- [GIVEN INFORMATION]:
++++++++++
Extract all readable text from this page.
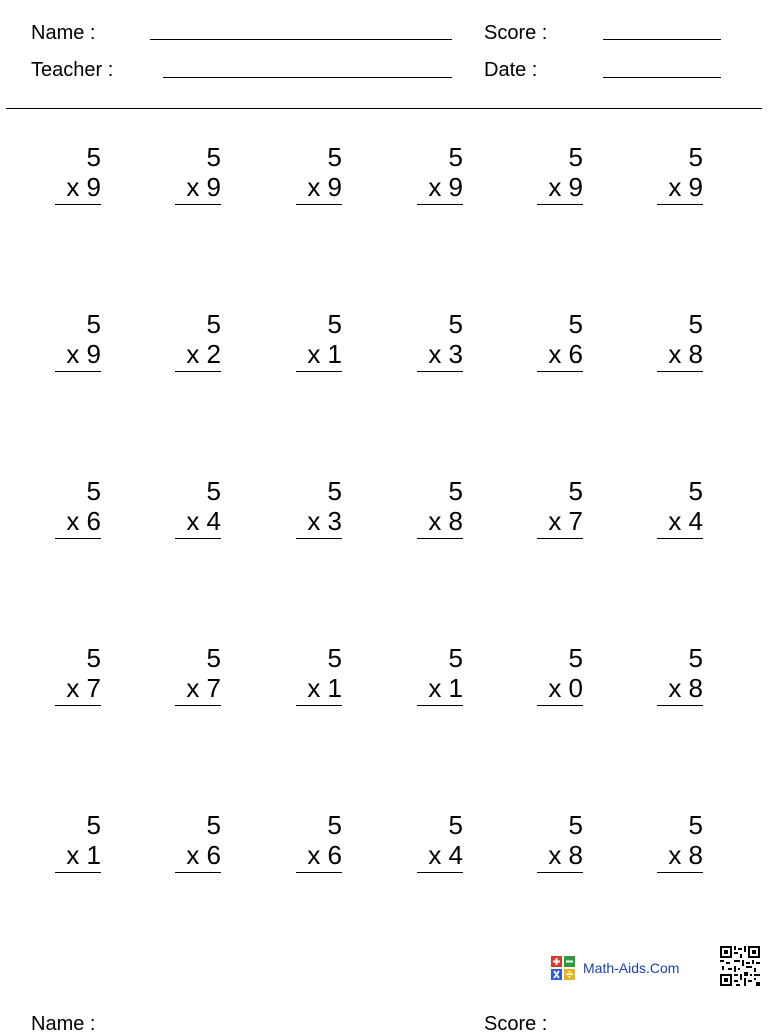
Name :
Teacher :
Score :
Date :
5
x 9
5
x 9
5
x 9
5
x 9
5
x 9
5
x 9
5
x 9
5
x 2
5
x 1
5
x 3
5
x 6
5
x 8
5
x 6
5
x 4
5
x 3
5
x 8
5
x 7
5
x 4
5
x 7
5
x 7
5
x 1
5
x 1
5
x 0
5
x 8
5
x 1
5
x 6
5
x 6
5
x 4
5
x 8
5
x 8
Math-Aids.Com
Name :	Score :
++++++++++
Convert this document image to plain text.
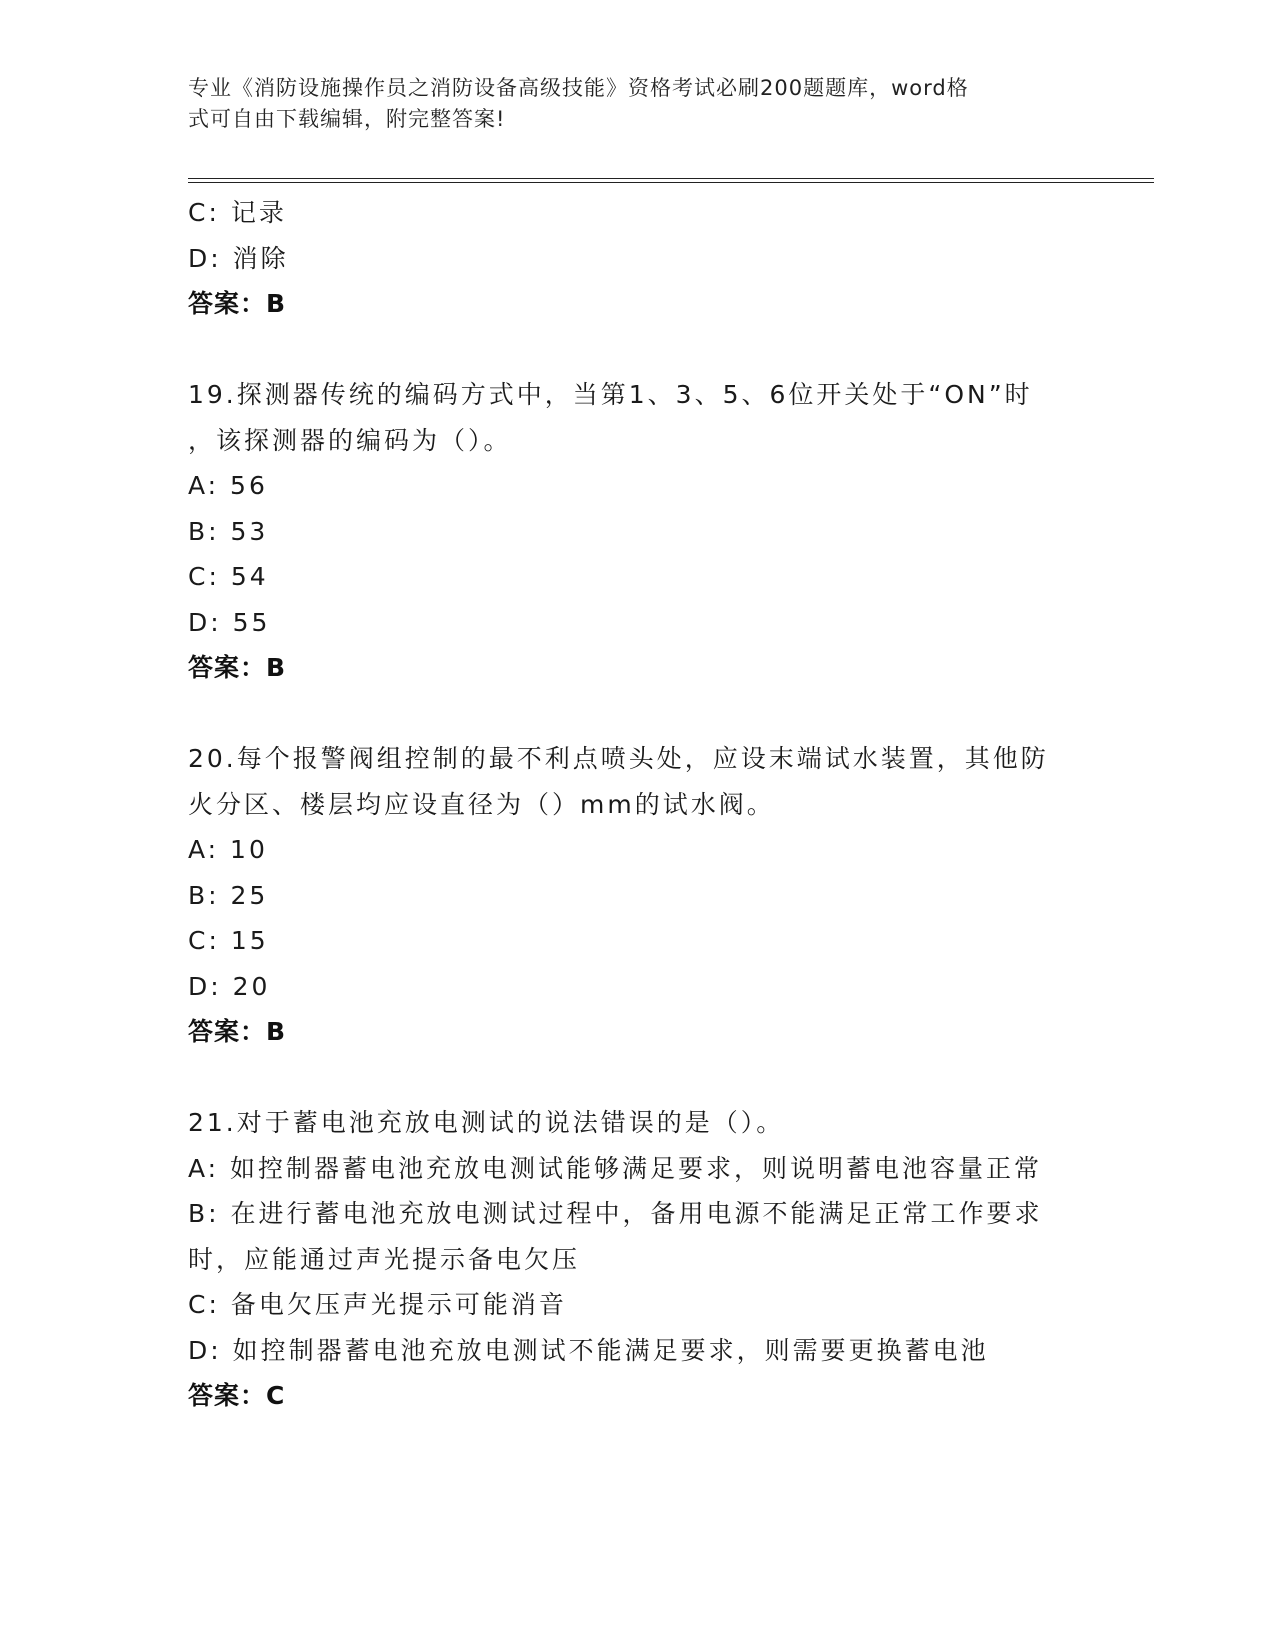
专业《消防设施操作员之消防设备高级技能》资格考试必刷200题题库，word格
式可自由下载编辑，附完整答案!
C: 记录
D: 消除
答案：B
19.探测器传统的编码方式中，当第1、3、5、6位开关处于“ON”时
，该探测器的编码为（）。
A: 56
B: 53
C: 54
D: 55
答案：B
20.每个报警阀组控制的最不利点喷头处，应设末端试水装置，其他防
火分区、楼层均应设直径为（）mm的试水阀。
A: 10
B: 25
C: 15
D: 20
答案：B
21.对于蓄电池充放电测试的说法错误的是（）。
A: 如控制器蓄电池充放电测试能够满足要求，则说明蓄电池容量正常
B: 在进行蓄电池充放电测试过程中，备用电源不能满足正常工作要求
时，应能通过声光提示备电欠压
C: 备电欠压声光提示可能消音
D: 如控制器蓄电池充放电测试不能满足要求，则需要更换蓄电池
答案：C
++++++++++
- [TASK DESCRIPTION]: Take every line from the records above that has the word "this" and copy it.

- [ANSWER TO THE TASK]:
Extract all readable text from this page.
Convert this document image to plain text.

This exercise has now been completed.